TASK TO COMPLETE - Pick out every line of the entries below where "style" occurs, and copy those lines.

==================================================

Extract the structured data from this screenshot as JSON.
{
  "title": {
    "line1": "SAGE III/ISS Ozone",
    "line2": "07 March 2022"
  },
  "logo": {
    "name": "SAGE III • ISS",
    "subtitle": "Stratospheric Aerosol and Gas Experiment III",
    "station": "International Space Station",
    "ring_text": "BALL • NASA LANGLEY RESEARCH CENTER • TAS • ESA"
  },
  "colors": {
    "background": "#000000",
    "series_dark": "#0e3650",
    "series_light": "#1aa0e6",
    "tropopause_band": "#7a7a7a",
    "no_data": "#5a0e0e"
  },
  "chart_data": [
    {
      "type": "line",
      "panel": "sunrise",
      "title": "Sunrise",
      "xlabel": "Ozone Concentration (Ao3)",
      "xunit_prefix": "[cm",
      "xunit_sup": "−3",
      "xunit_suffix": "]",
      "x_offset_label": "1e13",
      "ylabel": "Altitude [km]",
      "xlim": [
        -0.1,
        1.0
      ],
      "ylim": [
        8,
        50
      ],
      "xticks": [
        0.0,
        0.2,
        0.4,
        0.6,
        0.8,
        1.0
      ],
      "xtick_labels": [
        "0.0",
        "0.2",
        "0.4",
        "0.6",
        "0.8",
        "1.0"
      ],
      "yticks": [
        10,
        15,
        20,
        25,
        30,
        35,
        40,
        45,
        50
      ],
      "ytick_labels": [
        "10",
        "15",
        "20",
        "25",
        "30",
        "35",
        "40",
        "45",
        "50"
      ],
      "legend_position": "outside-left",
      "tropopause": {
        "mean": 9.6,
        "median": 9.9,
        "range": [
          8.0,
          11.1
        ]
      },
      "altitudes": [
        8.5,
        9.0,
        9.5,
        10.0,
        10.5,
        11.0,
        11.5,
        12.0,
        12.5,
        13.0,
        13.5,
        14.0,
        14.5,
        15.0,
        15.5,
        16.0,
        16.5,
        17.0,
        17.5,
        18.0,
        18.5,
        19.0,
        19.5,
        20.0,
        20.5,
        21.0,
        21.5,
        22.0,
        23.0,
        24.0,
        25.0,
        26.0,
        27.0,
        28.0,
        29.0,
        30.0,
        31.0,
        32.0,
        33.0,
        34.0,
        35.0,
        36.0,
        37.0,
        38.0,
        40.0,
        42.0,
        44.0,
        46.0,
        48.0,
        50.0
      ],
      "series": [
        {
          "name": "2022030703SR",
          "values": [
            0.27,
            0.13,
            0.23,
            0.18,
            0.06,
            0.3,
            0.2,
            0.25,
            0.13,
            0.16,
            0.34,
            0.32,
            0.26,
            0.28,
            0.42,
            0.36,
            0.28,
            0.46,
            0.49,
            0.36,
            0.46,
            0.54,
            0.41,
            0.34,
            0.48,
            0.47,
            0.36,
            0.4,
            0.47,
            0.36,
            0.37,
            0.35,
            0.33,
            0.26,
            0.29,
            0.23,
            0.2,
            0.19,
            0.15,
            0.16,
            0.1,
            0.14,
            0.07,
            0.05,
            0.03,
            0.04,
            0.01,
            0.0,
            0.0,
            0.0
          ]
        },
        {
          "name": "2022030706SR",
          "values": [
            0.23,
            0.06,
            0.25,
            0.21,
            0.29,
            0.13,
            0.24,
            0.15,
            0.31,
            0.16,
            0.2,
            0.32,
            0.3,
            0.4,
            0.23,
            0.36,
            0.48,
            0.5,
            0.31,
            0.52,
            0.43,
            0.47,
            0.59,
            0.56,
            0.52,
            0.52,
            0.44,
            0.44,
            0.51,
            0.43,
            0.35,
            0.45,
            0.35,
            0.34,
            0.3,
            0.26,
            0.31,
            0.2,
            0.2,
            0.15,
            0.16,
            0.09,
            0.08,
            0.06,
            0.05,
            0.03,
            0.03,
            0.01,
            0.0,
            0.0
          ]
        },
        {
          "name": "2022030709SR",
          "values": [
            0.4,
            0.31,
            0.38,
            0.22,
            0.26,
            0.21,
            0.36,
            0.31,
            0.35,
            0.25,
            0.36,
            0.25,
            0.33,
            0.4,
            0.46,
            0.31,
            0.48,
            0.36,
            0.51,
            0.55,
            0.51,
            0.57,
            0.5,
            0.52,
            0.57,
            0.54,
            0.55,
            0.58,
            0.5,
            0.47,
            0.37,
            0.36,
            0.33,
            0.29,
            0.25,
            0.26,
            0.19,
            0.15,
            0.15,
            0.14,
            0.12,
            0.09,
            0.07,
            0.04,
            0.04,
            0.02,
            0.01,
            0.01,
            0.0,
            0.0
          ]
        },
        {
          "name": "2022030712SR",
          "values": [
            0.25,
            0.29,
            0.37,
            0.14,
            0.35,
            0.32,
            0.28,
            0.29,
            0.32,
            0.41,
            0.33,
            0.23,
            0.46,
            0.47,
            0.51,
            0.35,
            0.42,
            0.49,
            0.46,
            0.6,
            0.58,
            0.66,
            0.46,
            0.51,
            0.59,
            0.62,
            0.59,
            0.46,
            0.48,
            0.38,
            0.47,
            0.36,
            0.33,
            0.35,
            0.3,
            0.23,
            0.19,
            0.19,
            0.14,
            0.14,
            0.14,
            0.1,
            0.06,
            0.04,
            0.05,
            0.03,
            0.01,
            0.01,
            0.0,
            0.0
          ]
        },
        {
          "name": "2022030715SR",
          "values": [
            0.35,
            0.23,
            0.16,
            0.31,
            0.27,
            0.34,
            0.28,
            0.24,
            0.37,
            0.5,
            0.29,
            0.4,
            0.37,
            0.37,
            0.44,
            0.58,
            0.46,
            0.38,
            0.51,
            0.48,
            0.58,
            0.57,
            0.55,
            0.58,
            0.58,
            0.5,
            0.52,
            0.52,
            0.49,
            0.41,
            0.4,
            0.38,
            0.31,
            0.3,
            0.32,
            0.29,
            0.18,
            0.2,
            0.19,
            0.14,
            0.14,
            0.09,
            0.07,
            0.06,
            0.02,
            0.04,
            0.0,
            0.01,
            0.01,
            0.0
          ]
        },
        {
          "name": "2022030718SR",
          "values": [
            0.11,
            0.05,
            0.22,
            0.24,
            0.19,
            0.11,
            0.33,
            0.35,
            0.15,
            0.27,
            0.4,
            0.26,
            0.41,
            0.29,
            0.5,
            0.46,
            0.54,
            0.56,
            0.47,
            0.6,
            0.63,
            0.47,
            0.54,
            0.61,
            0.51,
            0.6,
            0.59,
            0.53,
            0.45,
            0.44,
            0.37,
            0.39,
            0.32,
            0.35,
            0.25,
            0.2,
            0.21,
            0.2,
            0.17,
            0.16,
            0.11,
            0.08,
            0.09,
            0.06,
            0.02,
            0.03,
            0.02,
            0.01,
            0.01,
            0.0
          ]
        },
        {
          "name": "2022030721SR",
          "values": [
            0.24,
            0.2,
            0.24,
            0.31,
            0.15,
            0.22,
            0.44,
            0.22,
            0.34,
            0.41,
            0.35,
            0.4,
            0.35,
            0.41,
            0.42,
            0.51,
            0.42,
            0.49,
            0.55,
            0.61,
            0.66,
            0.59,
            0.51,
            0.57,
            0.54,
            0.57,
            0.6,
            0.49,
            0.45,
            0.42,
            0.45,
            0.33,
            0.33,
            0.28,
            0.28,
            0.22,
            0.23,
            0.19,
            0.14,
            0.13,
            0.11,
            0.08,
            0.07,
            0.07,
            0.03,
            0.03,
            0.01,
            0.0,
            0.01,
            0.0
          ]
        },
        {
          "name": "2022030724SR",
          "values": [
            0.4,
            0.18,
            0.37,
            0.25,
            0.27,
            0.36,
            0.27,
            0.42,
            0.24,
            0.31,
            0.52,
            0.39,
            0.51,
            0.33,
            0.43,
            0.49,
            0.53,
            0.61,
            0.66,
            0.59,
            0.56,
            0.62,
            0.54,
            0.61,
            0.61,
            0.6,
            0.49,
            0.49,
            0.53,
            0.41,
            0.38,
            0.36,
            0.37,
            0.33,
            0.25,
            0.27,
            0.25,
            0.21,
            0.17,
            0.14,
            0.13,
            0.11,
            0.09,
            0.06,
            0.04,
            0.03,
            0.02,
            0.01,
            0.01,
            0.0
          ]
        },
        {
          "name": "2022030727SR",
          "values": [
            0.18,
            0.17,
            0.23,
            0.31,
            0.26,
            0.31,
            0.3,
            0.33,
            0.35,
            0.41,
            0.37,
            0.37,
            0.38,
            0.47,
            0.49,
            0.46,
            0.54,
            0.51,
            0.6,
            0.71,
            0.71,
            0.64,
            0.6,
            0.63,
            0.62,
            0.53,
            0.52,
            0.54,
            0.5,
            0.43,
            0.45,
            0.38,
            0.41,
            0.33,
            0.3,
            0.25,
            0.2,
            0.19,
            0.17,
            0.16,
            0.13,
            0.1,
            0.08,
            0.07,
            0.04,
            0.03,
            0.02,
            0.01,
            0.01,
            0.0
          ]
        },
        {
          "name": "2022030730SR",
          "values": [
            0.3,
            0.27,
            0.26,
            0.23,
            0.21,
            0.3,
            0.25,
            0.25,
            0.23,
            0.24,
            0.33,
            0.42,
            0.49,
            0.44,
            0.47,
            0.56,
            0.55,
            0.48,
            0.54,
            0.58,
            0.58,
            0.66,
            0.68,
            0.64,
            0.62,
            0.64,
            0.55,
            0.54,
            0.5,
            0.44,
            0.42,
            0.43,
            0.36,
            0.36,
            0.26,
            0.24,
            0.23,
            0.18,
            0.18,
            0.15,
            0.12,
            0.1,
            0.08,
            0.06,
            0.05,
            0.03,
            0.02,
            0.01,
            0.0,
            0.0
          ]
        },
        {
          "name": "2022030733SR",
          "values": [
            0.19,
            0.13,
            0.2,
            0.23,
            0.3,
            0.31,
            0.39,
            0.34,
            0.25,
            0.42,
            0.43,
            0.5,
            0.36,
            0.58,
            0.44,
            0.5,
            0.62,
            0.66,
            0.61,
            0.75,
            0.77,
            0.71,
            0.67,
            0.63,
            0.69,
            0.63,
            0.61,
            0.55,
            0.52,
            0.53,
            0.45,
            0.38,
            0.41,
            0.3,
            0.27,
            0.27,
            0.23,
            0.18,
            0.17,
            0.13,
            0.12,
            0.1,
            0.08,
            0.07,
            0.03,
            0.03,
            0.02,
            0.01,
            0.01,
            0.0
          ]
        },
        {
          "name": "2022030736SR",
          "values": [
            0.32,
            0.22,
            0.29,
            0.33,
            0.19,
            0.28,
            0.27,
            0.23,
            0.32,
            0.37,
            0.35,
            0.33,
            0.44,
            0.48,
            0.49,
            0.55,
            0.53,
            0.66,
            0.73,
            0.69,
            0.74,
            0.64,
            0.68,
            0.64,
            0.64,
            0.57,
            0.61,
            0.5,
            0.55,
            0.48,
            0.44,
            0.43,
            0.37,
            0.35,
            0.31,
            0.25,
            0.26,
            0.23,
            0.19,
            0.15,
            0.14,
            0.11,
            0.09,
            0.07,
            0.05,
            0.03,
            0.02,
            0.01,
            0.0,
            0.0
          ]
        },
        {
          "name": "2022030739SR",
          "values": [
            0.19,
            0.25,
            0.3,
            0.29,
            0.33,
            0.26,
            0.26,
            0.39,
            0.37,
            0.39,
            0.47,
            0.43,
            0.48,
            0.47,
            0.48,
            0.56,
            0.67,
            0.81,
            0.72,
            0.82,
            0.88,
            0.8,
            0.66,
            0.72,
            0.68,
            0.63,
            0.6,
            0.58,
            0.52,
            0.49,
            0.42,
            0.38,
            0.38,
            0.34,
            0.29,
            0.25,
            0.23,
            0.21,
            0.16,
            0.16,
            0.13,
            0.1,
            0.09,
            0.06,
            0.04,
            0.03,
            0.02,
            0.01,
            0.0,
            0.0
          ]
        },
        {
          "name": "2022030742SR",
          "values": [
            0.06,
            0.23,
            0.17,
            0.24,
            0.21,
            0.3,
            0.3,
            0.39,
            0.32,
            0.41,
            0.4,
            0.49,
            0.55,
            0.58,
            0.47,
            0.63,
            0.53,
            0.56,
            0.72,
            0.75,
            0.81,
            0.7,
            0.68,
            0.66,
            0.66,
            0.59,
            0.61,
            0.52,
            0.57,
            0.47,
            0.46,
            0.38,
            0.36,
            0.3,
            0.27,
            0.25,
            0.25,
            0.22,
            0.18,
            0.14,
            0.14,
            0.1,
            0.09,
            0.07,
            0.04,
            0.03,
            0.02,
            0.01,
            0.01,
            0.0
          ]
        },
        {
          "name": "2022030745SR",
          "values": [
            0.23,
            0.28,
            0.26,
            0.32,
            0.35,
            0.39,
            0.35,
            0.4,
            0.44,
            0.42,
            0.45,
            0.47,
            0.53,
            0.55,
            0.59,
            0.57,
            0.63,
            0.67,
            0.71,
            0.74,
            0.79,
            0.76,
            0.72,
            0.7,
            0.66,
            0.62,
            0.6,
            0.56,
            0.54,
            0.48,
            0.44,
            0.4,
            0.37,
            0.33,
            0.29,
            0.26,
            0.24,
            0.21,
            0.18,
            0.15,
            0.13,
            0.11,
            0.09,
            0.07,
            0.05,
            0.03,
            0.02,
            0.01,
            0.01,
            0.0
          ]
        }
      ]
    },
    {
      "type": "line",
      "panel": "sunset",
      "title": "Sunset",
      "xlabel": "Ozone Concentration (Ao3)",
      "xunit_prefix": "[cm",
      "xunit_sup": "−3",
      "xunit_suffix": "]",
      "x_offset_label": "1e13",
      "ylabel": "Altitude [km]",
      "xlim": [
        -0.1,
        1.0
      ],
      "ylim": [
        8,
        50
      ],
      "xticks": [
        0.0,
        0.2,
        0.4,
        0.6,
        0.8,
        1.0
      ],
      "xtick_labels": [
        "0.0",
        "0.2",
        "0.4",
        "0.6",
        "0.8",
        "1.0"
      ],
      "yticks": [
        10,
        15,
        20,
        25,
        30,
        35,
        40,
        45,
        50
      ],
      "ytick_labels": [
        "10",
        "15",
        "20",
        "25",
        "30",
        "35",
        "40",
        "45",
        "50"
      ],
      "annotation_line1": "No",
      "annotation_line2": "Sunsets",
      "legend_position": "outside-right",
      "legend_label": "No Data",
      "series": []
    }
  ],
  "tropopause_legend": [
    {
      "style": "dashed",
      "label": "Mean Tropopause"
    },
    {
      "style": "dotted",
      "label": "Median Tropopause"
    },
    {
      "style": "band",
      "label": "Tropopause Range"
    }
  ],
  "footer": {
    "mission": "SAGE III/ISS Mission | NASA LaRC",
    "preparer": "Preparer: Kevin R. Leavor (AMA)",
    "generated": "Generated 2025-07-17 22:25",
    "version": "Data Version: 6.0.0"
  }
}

==================================================

RESULT BELOW -
      "style": "dashed",
      "style": "dotted",
      "style": "band",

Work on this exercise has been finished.